## Extracted information
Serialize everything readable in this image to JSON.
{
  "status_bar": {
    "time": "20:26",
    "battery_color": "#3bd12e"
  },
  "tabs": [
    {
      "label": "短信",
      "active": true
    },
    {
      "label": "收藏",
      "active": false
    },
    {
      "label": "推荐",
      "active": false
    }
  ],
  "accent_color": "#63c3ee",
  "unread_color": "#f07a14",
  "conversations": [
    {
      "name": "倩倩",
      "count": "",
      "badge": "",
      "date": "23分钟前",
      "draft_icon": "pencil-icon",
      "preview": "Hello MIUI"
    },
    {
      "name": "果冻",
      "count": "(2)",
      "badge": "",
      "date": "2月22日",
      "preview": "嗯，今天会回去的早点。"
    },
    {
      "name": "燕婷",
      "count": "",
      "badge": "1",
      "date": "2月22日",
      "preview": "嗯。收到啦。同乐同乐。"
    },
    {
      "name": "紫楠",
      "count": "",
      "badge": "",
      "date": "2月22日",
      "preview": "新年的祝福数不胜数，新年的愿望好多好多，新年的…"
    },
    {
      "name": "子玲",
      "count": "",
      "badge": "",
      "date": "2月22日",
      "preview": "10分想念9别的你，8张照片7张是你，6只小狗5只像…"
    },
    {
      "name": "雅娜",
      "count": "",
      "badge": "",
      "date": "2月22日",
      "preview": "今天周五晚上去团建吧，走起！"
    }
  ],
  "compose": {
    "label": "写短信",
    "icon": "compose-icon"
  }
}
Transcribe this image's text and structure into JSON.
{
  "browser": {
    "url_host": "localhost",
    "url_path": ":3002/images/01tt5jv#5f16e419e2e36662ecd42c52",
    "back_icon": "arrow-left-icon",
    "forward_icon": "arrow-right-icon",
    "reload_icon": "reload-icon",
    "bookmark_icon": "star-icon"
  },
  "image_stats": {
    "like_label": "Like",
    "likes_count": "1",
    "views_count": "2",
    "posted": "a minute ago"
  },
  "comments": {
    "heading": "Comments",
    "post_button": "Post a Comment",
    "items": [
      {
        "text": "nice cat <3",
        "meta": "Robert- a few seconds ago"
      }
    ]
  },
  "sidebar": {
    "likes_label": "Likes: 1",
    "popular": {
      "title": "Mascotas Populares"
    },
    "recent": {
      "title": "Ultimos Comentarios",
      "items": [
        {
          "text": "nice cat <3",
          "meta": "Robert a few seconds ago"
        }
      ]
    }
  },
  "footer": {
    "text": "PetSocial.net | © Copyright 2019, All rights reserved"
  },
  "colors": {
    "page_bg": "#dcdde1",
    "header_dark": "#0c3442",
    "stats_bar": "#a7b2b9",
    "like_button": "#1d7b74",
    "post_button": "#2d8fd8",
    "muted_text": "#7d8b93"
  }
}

## Exercise
Read through the data and copy every line where "name" shows up.

## Complete answer
      "name": "倩倩",
      "name": "果冻",
      "name": "燕婷",
      "name": "紫楠",
      "name": "子玲",
      "name": "雅娜",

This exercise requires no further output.